→ What is being asked
Rewrite the lines of these rows as a JSON list of strings, with one string for each line and no strings for blank lines. Leave the pictures out of the answer.

→ Records
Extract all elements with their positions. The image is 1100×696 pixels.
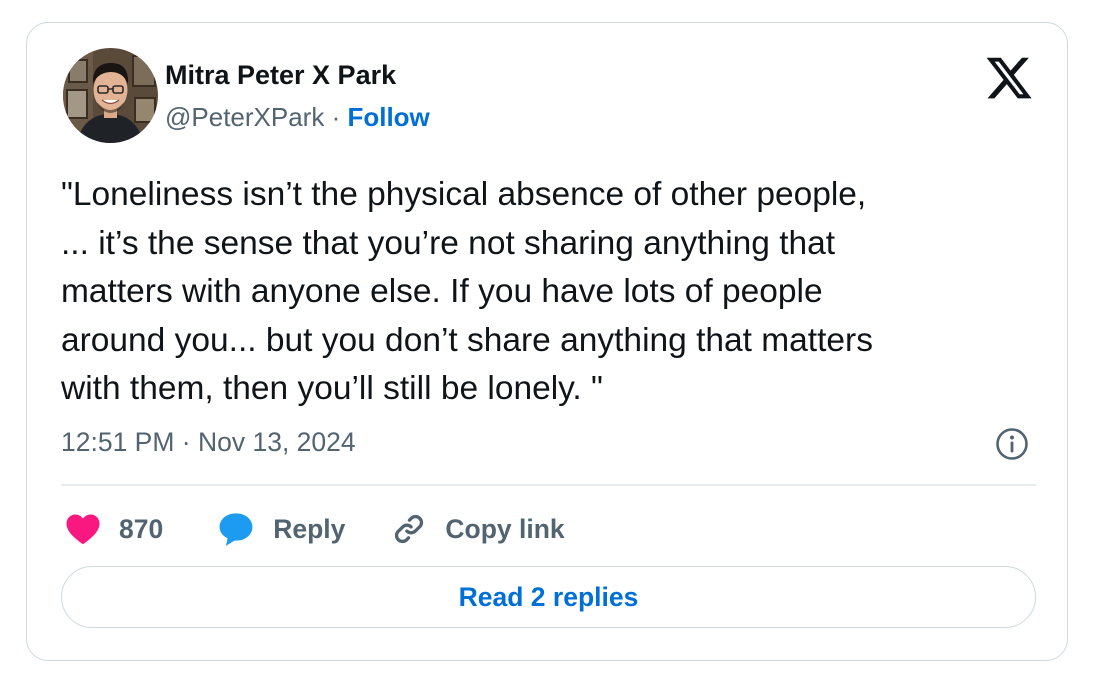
- action-bar: 870 Reply Copy link: [65, 504, 565, 554]
- author-handle[interactable]: @PeterXPark: [165, 102, 324, 132]
- author-name[interactable]: Mitra Peter X Park: [165, 59, 430, 91]
- handle-separator: ·: [324, 102, 348, 132]
- author-block: Mitra Peter X Park @PeterXPark · Follow: [165, 59, 430, 133]
- read-replies-label: Read 2 replies: [458, 581, 639, 612]
- follow-link[interactable]: Follow: [347, 102, 429, 132]
- link-icon: [395, 514, 424, 544]
- avatar-image: [63, 48, 158, 143]
- speech-bubble-icon: [219, 513, 253, 546]
- like-count: 870: [119, 513, 164, 544]
- read-replies-button[interactable]: Read 2 replies: [61, 566, 1036, 628]
- avatar[interactable]: [63, 48, 158, 143]
- reply-button[interactable]: Reply: [217, 511, 345, 547]
- copy-link-button[interactable]: Copy link: [391, 511, 565, 547]
- author-subline: @PeterXPark · Follow: [165, 101, 430, 133]
- info-icon[interactable]: [995, 427, 1029, 461]
- divider: [61, 484, 1036, 486]
- tweet-text: "Loneliness isn’t the physical absence o…: [61, 176, 873, 407]
- heart-icon: [66, 514, 100, 545]
- x-logo-icon[interactable]: [984, 53, 1034, 103]
- tweet-card: Mitra Peter X Park @PeterXPark · Follow …: [26, 22, 1068, 661]
- reply-label: Reply: [273, 513, 346, 544]
- tweet-timestamp[interactable]: 12:51 PM · Nov 13, 2024: [61, 425, 356, 459]
- copy-link-label: Copy link: [445, 513, 565, 544]
- like-button[interactable]: 870: [65, 512, 163, 546]
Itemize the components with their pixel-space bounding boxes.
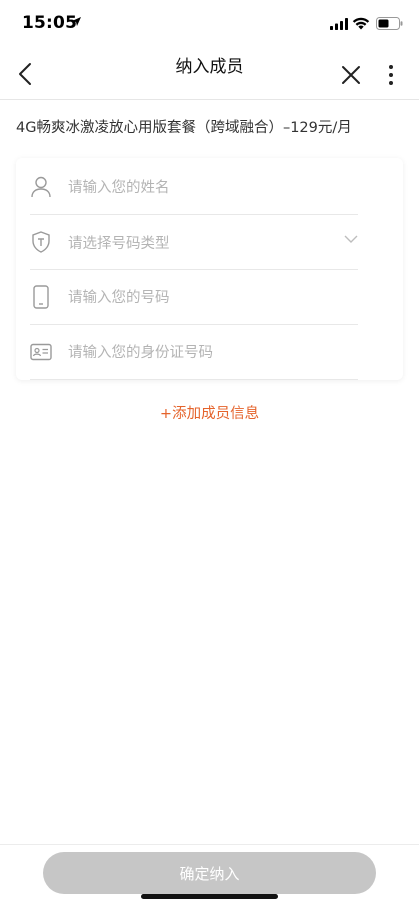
more-icon-dot <box>389 73 393 77</box>
number-type-select[interactable]: 请选择号码类型 <box>68 215 348 270</box>
confirm-button[interactable]: 确定纳入 <box>43 852 376 894</box>
package-title: 4G畅爽冰激凌放心用版套餐（跨域融合）–129元/月 <box>16 120 352 136</box>
id-row <box>30 325 358 380</box>
id-card-icon <box>30 341 52 363</box>
close-icon <box>342 66 360 84</box>
name-row <box>30 160 358 215</box>
number-type-row[interactable]: 请选择号码类型 <box>30 215 358 270</box>
add-member-link[interactable]: +添加成员信息 <box>0 402 419 423</box>
close-button[interactable] <box>338 62 364 88</box>
user-icon <box>30 176 52 198</box>
status-time: 15:05 <box>22 13 78 33</box>
phone-row <box>30 270 358 325</box>
signal-icon <box>330 18 348 30</box>
id-number-input[interactable] <box>68 325 338 380</box>
member-form: 请选择号码类型 <box>16 158 403 380</box>
home-indicator <box>141 894 278 899</box>
wifi-icon <box>352 17 370 30</box>
more-button[interactable] <box>383 62 399 88</box>
shield-t-icon <box>30 231 52 253</box>
more-icon <box>389 65 393 69</box>
more-icon-dot <box>389 81 393 85</box>
location-arrow-icon <box>72 17 81 26</box>
nav-bar: 纳入成员 <box>0 46 419 100</box>
battery-icon <box>376 17 403 30</box>
name-input[interactable] <box>68 160 338 215</box>
chevron-down-icon <box>344 235 358 243</box>
status-bar: 15:05 <box>0 0 419 46</box>
phone-icon <box>30 285 52 309</box>
phone-input[interactable] <box>68 270 338 325</box>
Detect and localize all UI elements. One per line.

→ Exercise output
[
  "Extract all elements with their positions. The image is 1100×696 pixels.",
  "- action-bar: 870 Reply Copy link: [65, 504, 565, 554]",
  "- author-handle[interactable]: @PeterXPark: [165, 102, 324, 132]",
  "- author-name[interactable]: Mitra Peter X Park: [165, 59, 430, 91]",
  "- handle-separator: ·: [324, 102, 348, 132]",
  "- author-block: Mitra Peter X Park @PeterXPark · Follow: [165, 59, 430, 133]",
  "- read-replies-label: Read 2 replies: [458, 581, 639, 612]",
  "- follow-link[interactable]: Follow: [347, 102, 429, 132]",
  "- link-icon: [395, 514, 424, 544]",
  "- avatar-image: [63, 48, 158, 143]",
  "- speech-bubble-icon: [219, 513, 253, 546]",
  "- like-count: 870: [119, 513, 164, 544]",
  "- read-replies-button[interactable]: Read 2 replies: [61, 566, 1036, 628]",
  "- avatar[interactable]: [63, 48, 158, 143]",
  "- reply-button[interactable]: Reply: [217, 511, 345, 547]",
  "- copy-link-button[interactable]: Copy link: [391, 511, 565, 547]",
  "- author-subline: @PeterXPark · Follow: [165, 101, 430, 133]",
  "- info-icon[interactable]: [995, 427, 1029, 461]",
  "- divider: [61, 484, 1036, 486]",
  "- tweet-text: \"Loneliness isn’t the physical absence o…: [61, 176, 873, 407]",
  "- heart-icon: [66, 514, 100, 545]",
  "- x-logo-icon[interactable]: [984, 53, 1034, 103]",
  "- tweet-card: Mitra Peter X Park @PeterXPark · Follow …: [26, 22, 1068, 661]",
  "- reply-label: Reply: [273, 513, 346, 544]",
  "- tweet-timestamp[interactable]: 12:51 PM · Nov 13, 2024: [61, 425, 356, 459]",
  "- copy-link-label: Copy link: [445, 513, 565, 544]",
  "- like-button[interactable]: 870: [65, 512, 163, 546]",
  "Itemize the components with their pixel-space bounding boxes.",
  "more-icon-dot <box>389 73 393 77</box>",
  "number-type-select[interactable]: 请选择号码类型 <box>68 215 348 270</box>",
  "confirm-button[interactable]: 确定纳入 <box>43 852 376 894</box>",
  "package-title: 4G畅爽冰激凌放心用版套餐（跨域融合）–129元/月 <box>16 120 352 136</box>",
  "id-row <box>30 325 358 380</box>",
  "id-card-icon <box>30 341 52 363</box>",
  "close-icon <box>342 66 360 84</box>",
  "name-row <box>30 160 358 215</box>",
  "number-type-row[interactable]: 请选择号码类型 <box>30 215 358 270</box>",
  "add-member-link[interactable]: +添加成员信息 <box>0 402 419 423</box>",
  "close-button[interactable] <box>338 62 364 88</box>",
  "user-icon <box>30 176 52 198</box>",
  "status-time: 15:05 <box>22 13 78 33</box>",
  "phone-row <box>30 270 358 325</box>",
  "signal-icon <box>330 18 348 30</box>",
  "id-number-input[interactable] <box>68 325 338 380</box>",
  "member-form: 请选择号码类型 <box>16 158 403 380</box>",
  "home-indicator <box>141 894 278 899</box>",
  "wifi-icon <box>352 17 370 30</box>",
  "more-button[interactable] <box>383 62 399 88</box>",
  "shield-t-icon <box>30 231 52 253</box>",
  "more-icon <box>389 65 393 69</box>",
  "more-icon-dot <box>389 81 393 85</box>",
  "location-arrow-icon <box>72 17 81 26</box>",
  "nav-bar: 纳入成员 <box>0 46 419 100</box>",
  "battery-icon <box>376 17 403 30</box>",
  "name-input[interactable] <box>68 160 338 215</box>",
  "chevron-down-icon <box>344 235 358 243</box>",
  "status-bar: 15:05 <box>0 0 419 46</box>",
  "phone-icon <box>30 285 52 309</box>",
  "phone-input[interactable] <box>68 270 338 325</box>",
  "Detect and localize all UI elements. One per line."
]